TEKSTFRAGMENT >>
▽
De methode stimuleert gemeenschapsgevoel in de leergroep en beschouwt de wisselwerking tussen de studenten onderling als middel om de vreemde taal te leren. Het zijn de lerenden zelf die de inhoud van de les bepalen met behulp van zinvolle gesprekken. Er is geen lesboek dat wordt gevolgd.
Populariteit
De mate van succes van de methode is grotendeels afhankelijk van de kunde van de trainer-counselor. Bij deze methode dient de taaldocent naast sociaal-cultureel kundig eveneens taalkundig onderlegd te zijn. Hij of zij dient zowel de vreemde taal als de moedertaal van de lerenden uitstekend te beheersen om de taaluitingen van de lerenden te kunnen vertalen. Deze methode kan goed functioneren als deze correct wordt gebruikt. CLL is niet geschikt voor grote groepen.
△
OPDRACHTEN >>
**a.** Beantwoord deze vragen over de tekst over CLL:
(i) Volgt men bij deze methode een lesboek?
(ii) Welke twee talen moet de taaldocent uitstekend beheersen?
(iii) Voor welke groepen is CLL niet geschikt?
**b.** Geef uit de tekst over CLL letterlijk het stuk terug dat begint bij "De methode stimuleert" en eindigt bij "voor grote groepen.".
**c.** Hervat de tekst over CLL na de laatste zin die er staat.

AANGELEVERDE ITEMS >>
▽
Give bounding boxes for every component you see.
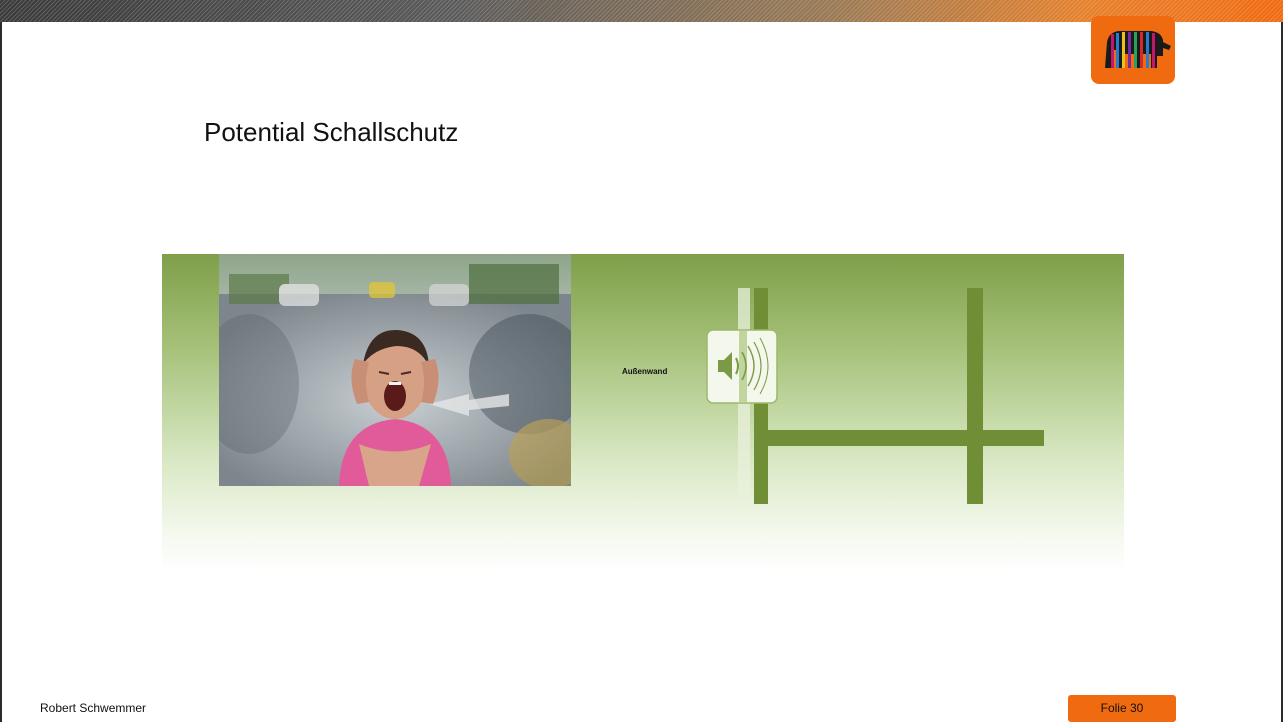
sound-speaker-icon xyxy=(706,329,778,404)
slide-border-left xyxy=(0,22,2,722)
wall-layout-diagram xyxy=(706,288,1044,504)
slide-number-badge: Folie 30 xyxy=(1068,695,1176,722)
elephant-logo-graphic xyxy=(1105,31,1171,68)
logo-stripes xyxy=(1105,31,1171,68)
slide-number: Folie 30 xyxy=(1100,701,1144,715)
exterior-wall-label: Außenwand xyxy=(622,367,668,376)
interior-wall-horizontal xyxy=(754,430,1044,446)
footer-author: Robert Schwemmer xyxy=(40,701,147,715)
noise-photo xyxy=(219,254,571,486)
top-decorative-bar xyxy=(0,0,1283,22)
elephant-logo-icon xyxy=(1091,16,1175,84)
slide-title: Potential Schallschutz xyxy=(204,117,459,147)
interior-wall-vertical xyxy=(967,288,983,504)
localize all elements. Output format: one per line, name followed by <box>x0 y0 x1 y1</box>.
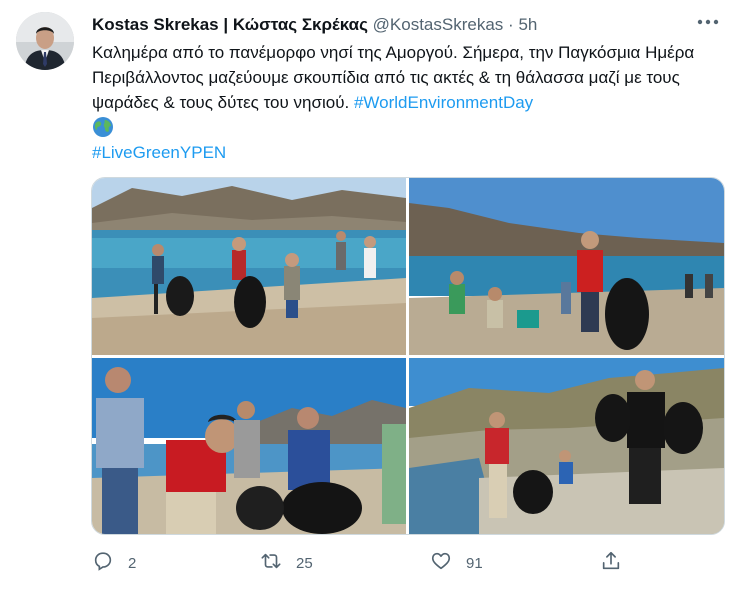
heart-icon <box>430 550 452 576</box>
tweet-header: Kostas Skrekas | Κώστας Σκρέκας @KostasS… <box>92 14 698 36</box>
photo-3[interactable] <box>92 358 406 534</box>
media-grid <box>91 177 725 535</box>
photo-2[interactable] <box>409 178 724 355</box>
avatar[interactable] <box>16 12 74 70</box>
share-icon <box>600 550 622 576</box>
share-button[interactable] <box>600 548 622 578</box>
reply-icon <box>92 550 114 576</box>
retweet-icon <box>260 550 282 576</box>
hashtag-live-green-ypen[interactable]: #LiveGreenYPEN <box>92 143 226 162</box>
user-handle[interactable]: @KostasSkrekas <box>373 15 504 34</box>
hashtag-world-environment-day[interactable]: #WorldEnvironmentDay <box>354 93 533 112</box>
reply-button[interactable]: 2 <box>92 548 136 578</box>
photo-1[interactable] <box>92 178 406 355</box>
photo-4[interactable] <box>409 358 724 534</box>
retweet-button[interactable]: 25 <box>260 548 313 578</box>
globe-icon <box>92 116 114 138</box>
tweet-actions: 2 25 91 <box>92 548 652 578</box>
like-button[interactable]: 91 <box>430 548 483 578</box>
display-name[interactable]: Kostas Skrekas | Κώστας Σκρέκας <box>92 15 368 34</box>
retweet-count: 25 <box>296 554 313 572</box>
tweet-text: Καλημέρα από το πανέμορφο νησί της Αμοργ… <box>92 40 722 165</box>
tweet-card[interactable]: Kostas Skrekas | Κώστας Σκρέκας @KostasS… <box>0 0 738 595</box>
timestamp[interactable]: 5h <box>518 15 537 34</box>
more-options-icon[interactable] <box>696 12 720 32</box>
like-count: 91 <box>466 554 483 572</box>
reply-count: 2 <box>128 554 137 572</box>
separator-dot: · <box>508 15 514 34</box>
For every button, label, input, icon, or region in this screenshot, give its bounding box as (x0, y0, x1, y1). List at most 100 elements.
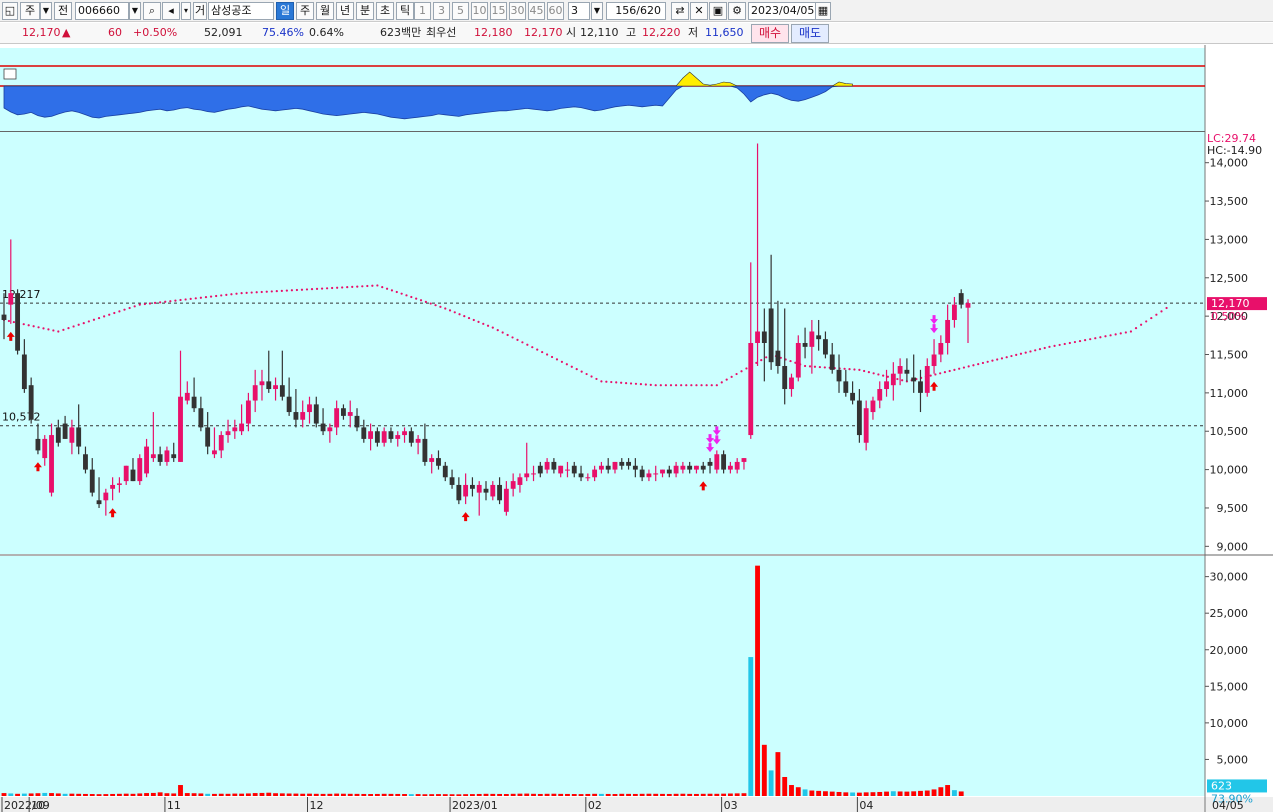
interval-button-60[interactable]: 60 (547, 2, 564, 20)
interval-button-3[interactable]: 3 (433, 2, 450, 20)
volume-bar (150, 792, 156, 796)
quote-bar: 12,170 ▲ 60 +0.50% 52,091 75.46% 0.64% 6… (0, 23, 1273, 44)
volume-bar (35, 793, 41, 796)
speaker-dropdown-icon[interactable]: ▾ (181, 2, 191, 20)
volume-bar (823, 791, 828, 796)
candle-body (205, 427, 211, 447)
ma-dot (863, 369, 866, 373)
x-axis-bar (0, 797, 1273, 812)
ma-dot (290, 289, 293, 292)
market-selector[interactable]: 주 (20, 2, 40, 20)
search-icon[interactable]: ⌕ (143, 2, 161, 20)
interval-button-5[interactable]: 5 (452, 2, 469, 20)
interval-button-15[interactable]: 15 (490, 2, 507, 20)
volume-bar (626, 793, 631, 796)
ma-dot (901, 379, 904, 382)
ma-dot (953, 368, 956, 371)
ma-dot (320, 287, 324, 290)
ma-dot (872, 372, 875, 375)
calendar-icon[interactable]: ▦ (815, 2, 831, 20)
date-input[interactable]: 2023/04/05 (748, 2, 816, 20)
candle-body (660, 469, 665, 474)
ma-dot (1089, 338, 1092, 341)
ma-dot (813, 365, 817, 368)
ma-dot (680, 384, 683, 387)
ma-dot (366, 284, 369, 288)
ma-dot (405, 294, 408, 297)
ma-dot (77, 323, 80, 326)
code-dropdown-icon[interactable]: ▼ (129, 2, 141, 20)
high-label: 고 (626, 26, 637, 39)
ma-dot (760, 358, 763, 362)
ma-dot (943, 371, 947, 374)
save-icon[interactable]: ▣ (709, 2, 727, 20)
period-tab-5[interactable]: 초 (376, 2, 394, 20)
period-tab-3[interactable]: 년 (336, 2, 354, 20)
volume-bar (144, 793, 149, 796)
candle-body (510, 481, 516, 489)
volume-bar (945, 785, 951, 796)
current-price: 12,170 (22, 26, 61, 39)
interval-dropdown-icon[interactable]: ▼ (591, 2, 603, 20)
candle-body (918, 381, 923, 393)
ma-dot (199, 296, 202, 299)
ma-dot (194, 297, 197, 300)
trade-amount: 623백만 (380, 26, 422, 39)
period-tab-0[interactable]: 일 (276, 2, 294, 20)
candle-body (802, 343, 808, 347)
volume-bar (632, 793, 638, 796)
ma-dot (511, 336, 514, 339)
candle-body (408, 431, 414, 443)
candle-body (150, 454, 156, 459)
period-tab-6[interactable]: 틱 (396, 2, 414, 20)
candle-body (307, 404, 312, 413)
stock-code-input[interactable]: 006660 (75, 2, 129, 20)
candle-body (700, 465, 706, 470)
candle-body (164, 450, 170, 462)
period-tab-2[interactable]: 월 (316, 2, 334, 20)
interval-button-30[interactable]: 30 (509, 2, 526, 20)
window-icon[interactable]: ◱ (2, 2, 18, 20)
buy-button[interactable]: 매수 (751, 24, 789, 43)
candle-body (951, 304, 957, 320)
tool-icon[interactable]: ✕ (690, 2, 708, 20)
volume-bar (877, 791, 883, 796)
ma-dot (948, 369, 951, 373)
count-field[interactable]: 156/620 (606, 2, 666, 20)
ma-dot (448, 309, 452, 312)
chevron-down-icon[interactable]: ▼ (40, 2, 52, 20)
candle-body (1, 314, 7, 320)
scroll-data-icon[interactable]: ⇄ (671, 2, 689, 20)
interval-button-45[interactable]: 45 (528, 2, 545, 20)
gear-icon[interactable]: ⚙ (728, 2, 746, 20)
interval-button-1[interactable]: 1 (414, 2, 431, 20)
candle-body (341, 408, 346, 416)
prefix-button[interactable]: 전 (54, 2, 72, 20)
candle-body (347, 412, 353, 416)
candle-body (945, 319, 951, 343)
volume-bar (694, 793, 699, 796)
volume-bar (184, 793, 190, 796)
stock-name-field[interactable]: 삼성공조 (208, 2, 274, 20)
candle-body (877, 389, 883, 401)
interval-input[interactable]: 3 (568, 2, 590, 20)
volume-tick-label: 30,000 (1210, 571, 1249, 584)
speaker-icon[interactable]: ◂ (162, 2, 180, 20)
ma-dot (235, 292, 238, 295)
volume-bar (734, 793, 740, 796)
ma-dot (615, 381, 618, 384)
period-tab-4[interactable]: 분 (356, 2, 374, 20)
ma-dot (710, 384, 713, 387)
ma-dot (1109, 334, 1112, 337)
period-tab-1[interactable]: 주 (296, 2, 314, 20)
volume-bar (727, 793, 733, 796)
sell-button[interactable]: 매도 (791, 24, 829, 43)
volume-bar (266, 792, 272, 796)
interval-button-10[interactable]: 10 (471, 2, 488, 20)
candle-body (293, 412, 299, 420)
ma-dot (705, 384, 708, 387)
ma-dot (331, 286, 334, 290)
ma-dot (265, 290, 268, 293)
candle-body (381, 431, 387, 443)
volume-bar (273, 793, 278, 796)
△
ANTWOORDEN >>
**a.**
(i) Nee, er is geen lesboek dat wordt gevolgd.
(ii) De vreemde taal en de moedertaal van de lerenden.
(iii) Voor grote groepen.

**b.**
De methode stimuleert gemeenschapsgevoel in de leergroep en beschouwt de wisselwerking tussen de studenten onderling als middel om de vreemde taal te leren. Het zijn de lerenden zelf die de inhoud van de les bepalen met behulp van zinvolle gesprekken. Er is geen lesboek dat wordt gevolgd.
Populariteit
De mate van succes van de methode is grotendeels afhankelijk van de kunde van de trainer-counselor. Bij deze methode dient de taaldocent naast sociaal-cultureel kundig eveneens taalkundig onderlegd te zijn. Hij of zij dient zowel de vreemde taal als de moedertaal van de lerenden uitstekend te beheersen om de taaluitingen van de lerenden te kunnen vertalen. Deze methode kan goed functioneren als deze correct wordt gebruikt. CLL is niet geschikt voor grote groepen.

**c.**
Voor- en nadelen van Community Language Learning
Deze methode biedt de lerenden veel autonomie. Vaak vinden studenten het analyseren van hun eigen gesprekken zinvol. De groep wordt vaak heel hecht, niet alleen tijdens de les, maar ook daarbuiten. Met Community Language Learning worden studenten zich zo veel meer bewust van hun groepsgenoten, hun sterke en zwakke punten en leren samen te werken als een team. Door het bespreken van hun fouten en het evalueren van de les leren studenten veel. Deze verbeteringen blijven vaak in het geheugen gegrift en worden deel van het actieve vocabulaire van studenten.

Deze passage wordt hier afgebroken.